Tally the lines in the listing below that contain "this" and report the tally alone.

Data section:
____________________

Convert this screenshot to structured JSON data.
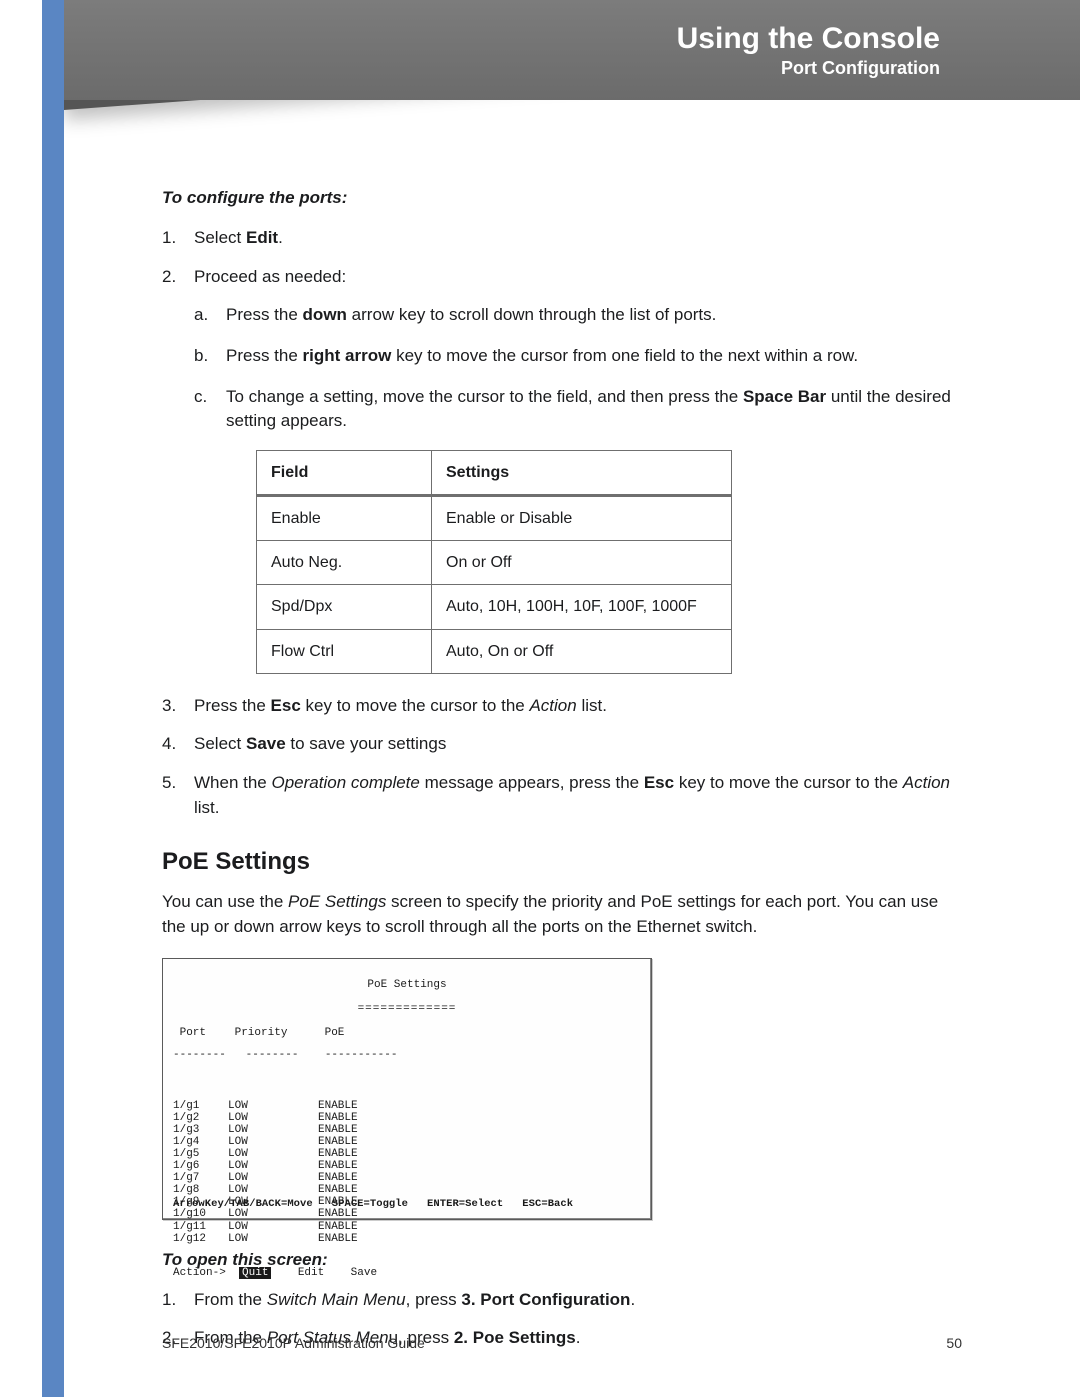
{
  "header": {
    "title": "Using the Console",
    "subtitle": "Port Configuration"
  },
  "proc_configure": {
    "title": "To configure the ports:",
    "steps": {
      "s1_pre": "Select ",
      "s1_bold": "Edit",
      "s1_post": ".",
      "s2": "Proceed as needed:",
      "s2a_pre": "Press the ",
      "s2a_bold": "down",
      "s2a_post": " arrow key to scroll down through the list of ports.",
      "s2b_pre": "Press the ",
      "s2b_bold": "right arrow",
      "s2b_post": " key to move the cursor from one field to the next within a row.",
      "s2c_pre": "To change a setting, move the cursor to the field, and then press the ",
      "s2c_bold": "Space Bar",
      "s2c_post": " until the desired setting appears.",
      "s3_pre": "Press the ",
      "s3_bold": "Esc",
      "s3_mid": " key to move the cursor to the ",
      "s3_ital": "Action",
      "s3_post": " list.",
      "s4_pre": "Select ",
      "s4_bold": "Save",
      "s4_post": " to save your settings",
      "s5_p1": "When the ",
      "s5_i1": "Operation complete",
      "s5_p2": " message appears, press the ",
      "s5_b1": "Esc",
      "s5_p3": " key to move the cursor to the ",
      "s5_i2": "Action",
      "s5_p4": " list."
    }
  },
  "settings_table": {
    "header_field": "Field",
    "header_settings": "Settings",
    "rows": [
      {
        "field": "Enable",
        "settings": "Enable or Disable"
      },
      {
        "field": "Auto Neg.",
        "settings": "On or Off"
      },
      {
        "field": "Spd/Dpx",
        "settings": "Auto, 10H, 100H, 10F, 100F, 1000F"
      },
      {
        "field": "Flow Ctrl",
        "settings": "Auto, On or Off"
      }
    ]
  },
  "poe_section": {
    "heading": "PoE Settings",
    "intro_p1": "You can use the ",
    "intro_i1": "PoE Settings",
    "intro_p2": " screen to specify the priority and PoE settings for each port. You can use the up or down arrow keys to scroll through all the ports on the Ethernet switch."
  },
  "console": {
    "title": "PoE Settings",
    "sep": "=============",
    "hdr_port": "Port",
    "hdr_priority": "Priority",
    "hdr_poe": "PoE",
    "divider": "--------   --------    -----------",
    "rows": [
      {
        "port": "1/g1",
        "priority": "LOW",
        "poe": "ENABLE"
      },
      {
        "port": "1/g2",
        "priority": "LOW",
        "poe": "ENABLE"
      },
      {
        "port": "1/g3",
        "priority": "LOW",
        "poe": "ENABLE"
      },
      {
        "port": "1/g4",
        "priority": "LOW",
        "poe": "ENABLE"
      },
      {
        "port": "1/g5",
        "priority": "LOW",
        "poe": "ENABLE"
      },
      {
        "port": "1/g6",
        "priority": "LOW",
        "poe": "ENABLE"
      },
      {
        "port": "1/g7",
        "priority": "LOW",
        "poe": "ENABLE"
      },
      {
        "port": "1/g8",
        "priority": "LOW",
        "poe": "ENABLE"
      },
      {
        "port": "1/g9",
        "priority": "LOW",
        "poe": "ENABLE"
      },
      {
        "port": "1/g10",
        "priority": "LOW",
        "poe": "ENABLE"
      },
      {
        "port": "1/g11",
        "priority": "LOW",
        "poe": "ENABLE"
      },
      {
        "port": "1/g12",
        "priority": "LOW",
        "poe": "ENABLE"
      }
    ],
    "action_label": "Action->",
    "action_quit": "Quit",
    "action_edit": "Edit",
    "action_save": "Save",
    "help": "ArrowKey/TAB/BACK=Move   SPACE=Toggle   ENTER=Select   ESC=Back"
  },
  "proc_open": {
    "title": "To open this screen:",
    "s1_p1": "From the ",
    "s1_i1": "Switch Main Menu",
    "s1_p2": ", press ",
    "s1_b1": "3. Port Configuration",
    "s1_p3": ".",
    "s2_p1": "From the ",
    "s2_i1": "Port Status Men",
    "s2_p2": "u, press ",
    "s2_b1": "2. Poe Settings",
    "s2_p3": "."
  },
  "footer": {
    "guide": "SFE2010/SFE2010P Administration Guide",
    "page": "50"
  },
  "colors": {
    "accent": "#5a86c3",
    "header_bg": "#6f6f6f",
    "text": "#1b1c1e"
  }
}
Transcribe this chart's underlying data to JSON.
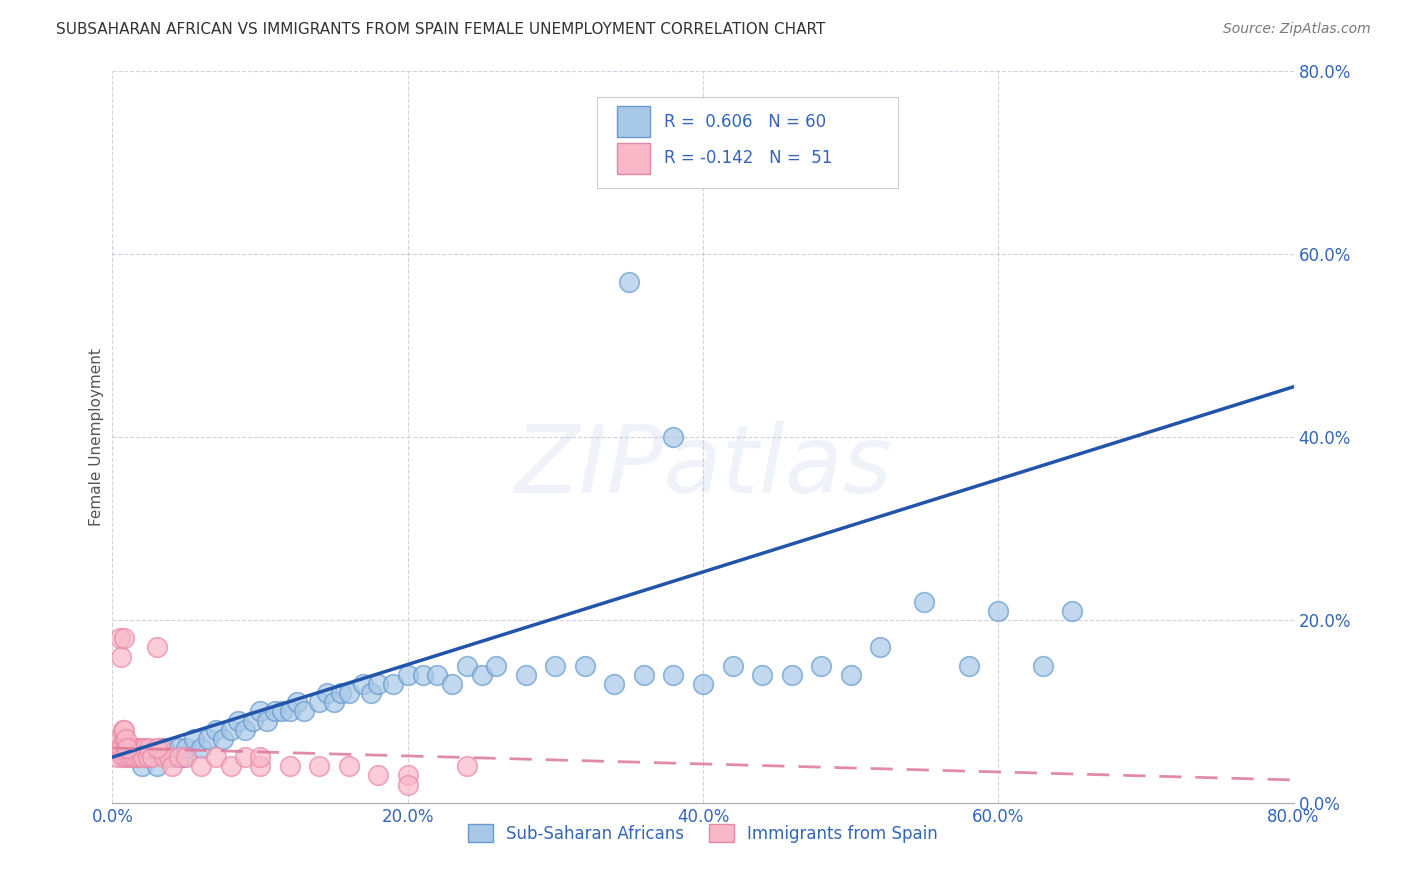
{
  "title": "SUBSAHARAN AFRICAN VS IMMIGRANTS FROM SPAIN FEMALE UNEMPLOYMENT CORRELATION CHART",
  "source": "Source: ZipAtlas.com",
  "ylabel": "Female Unemployment",
  "xlim": [
    0.0,
    0.8
  ],
  "ylim": [
    0.0,
    0.8
  ],
  "xticks": [
    0.0,
    0.2,
    0.4,
    0.6,
    0.8
  ],
  "yticks": [
    0.0,
    0.2,
    0.4,
    0.6,
    0.8
  ],
  "watermark": "ZIPatlas",
  "legend_entry1_label": "Sub-Saharan Africans",
  "legend_entry2_label": "Immigrants from Spain",
  "r1": 0.606,
  "n1": 60,
  "r2": -0.142,
  "n2": 51,
  "color_blue_fill": "#A8C8E8",
  "color_blue_edge": "#6699CC",
  "color_pink_fill": "#F8B8C8",
  "color_pink_edge": "#E888A8",
  "color_blue_line": "#2255AA",
  "color_pink_line": "#DD7799",
  "background": "#FFFFFF",
  "grid_color": "#CCCCDD",
  "blue_x": [
    0.02,
    0.025,
    0.03,
    0.035,
    0.04,
    0.045,
    0.048,
    0.05,
    0.055,
    0.06,
    0.065,
    0.07,
    0.075,
    0.08,
    0.085,
    0.09,
    0.095,
    0.1,
    0.105,
    0.11,
    0.115,
    0.12,
    0.125,
    0.13,
    0.14,
    0.145,
    0.15,
    0.155,
    0.16,
    0.17,
    0.175,
    0.18,
    0.19,
    0.2,
    0.21,
    0.22,
    0.23,
    0.24,
    0.25,
    0.26,
    0.28,
    0.3,
    0.32,
    0.34,
    0.36,
    0.38,
    0.4,
    0.42,
    0.44,
    0.46,
    0.48,
    0.5,
    0.52,
    0.55,
    0.58,
    0.6,
    0.63,
    0.65,
    0.35,
    0.38
  ],
  "blue_y": [
    0.04,
    0.05,
    0.04,
    0.06,
    0.05,
    0.06,
    0.05,
    0.06,
    0.07,
    0.06,
    0.07,
    0.08,
    0.07,
    0.08,
    0.09,
    0.08,
    0.09,
    0.1,
    0.09,
    0.1,
    0.1,
    0.1,
    0.11,
    0.1,
    0.11,
    0.12,
    0.11,
    0.12,
    0.12,
    0.13,
    0.12,
    0.13,
    0.13,
    0.14,
    0.14,
    0.14,
    0.13,
    0.15,
    0.14,
    0.15,
    0.14,
    0.15,
    0.15,
    0.13,
    0.14,
    0.14,
    0.13,
    0.15,
    0.14,
    0.14,
    0.15,
    0.14,
    0.17,
    0.22,
    0.15,
    0.21,
    0.15,
    0.21,
    0.57,
    0.4
  ],
  "pink_x": [
    0.003,
    0.004,
    0.005,
    0.006,
    0.007,
    0.008,
    0.009,
    0.01,
    0.011,
    0.012,
    0.013,
    0.014,
    0.015,
    0.016,
    0.017,
    0.018,
    0.019,
    0.02,
    0.021,
    0.022,
    0.024,
    0.025,
    0.027,
    0.03,
    0.032,
    0.035,
    0.038,
    0.04,
    0.045,
    0.05,
    0.06,
    0.07,
    0.08,
    0.09,
    0.1,
    0.12,
    0.14,
    0.16,
    0.18,
    0.2,
    0.24,
    0.005,
    0.006,
    0.007,
    0.008,
    0.008,
    0.009,
    0.01,
    0.03,
    0.1,
    0.2
  ],
  "pink_y": [
    0.05,
    0.06,
    0.07,
    0.06,
    0.05,
    0.07,
    0.05,
    0.06,
    0.05,
    0.06,
    0.05,
    0.06,
    0.05,
    0.06,
    0.05,
    0.06,
    0.05,
    0.06,
    0.05,
    0.06,
    0.05,
    0.06,
    0.05,
    0.17,
    0.06,
    0.05,
    0.05,
    0.04,
    0.05,
    0.05,
    0.04,
    0.05,
    0.04,
    0.05,
    0.04,
    0.04,
    0.04,
    0.04,
    0.03,
    0.03,
    0.04,
    0.18,
    0.16,
    0.08,
    0.08,
    0.18,
    0.07,
    0.06,
    0.06,
    0.05,
    0.02
  ],
  "blue_line_x0": 0.0,
  "blue_line_y0": 0.05,
  "blue_line_x1": 0.8,
  "blue_line_y1": 0.455,
  "pink_line_x0": 0.0,
  "pink_line_y0": 0.06,
  "pink_line_x1": 0.8,
  "pink_line_y1": 0.025
}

____________________

Completed exercise:
3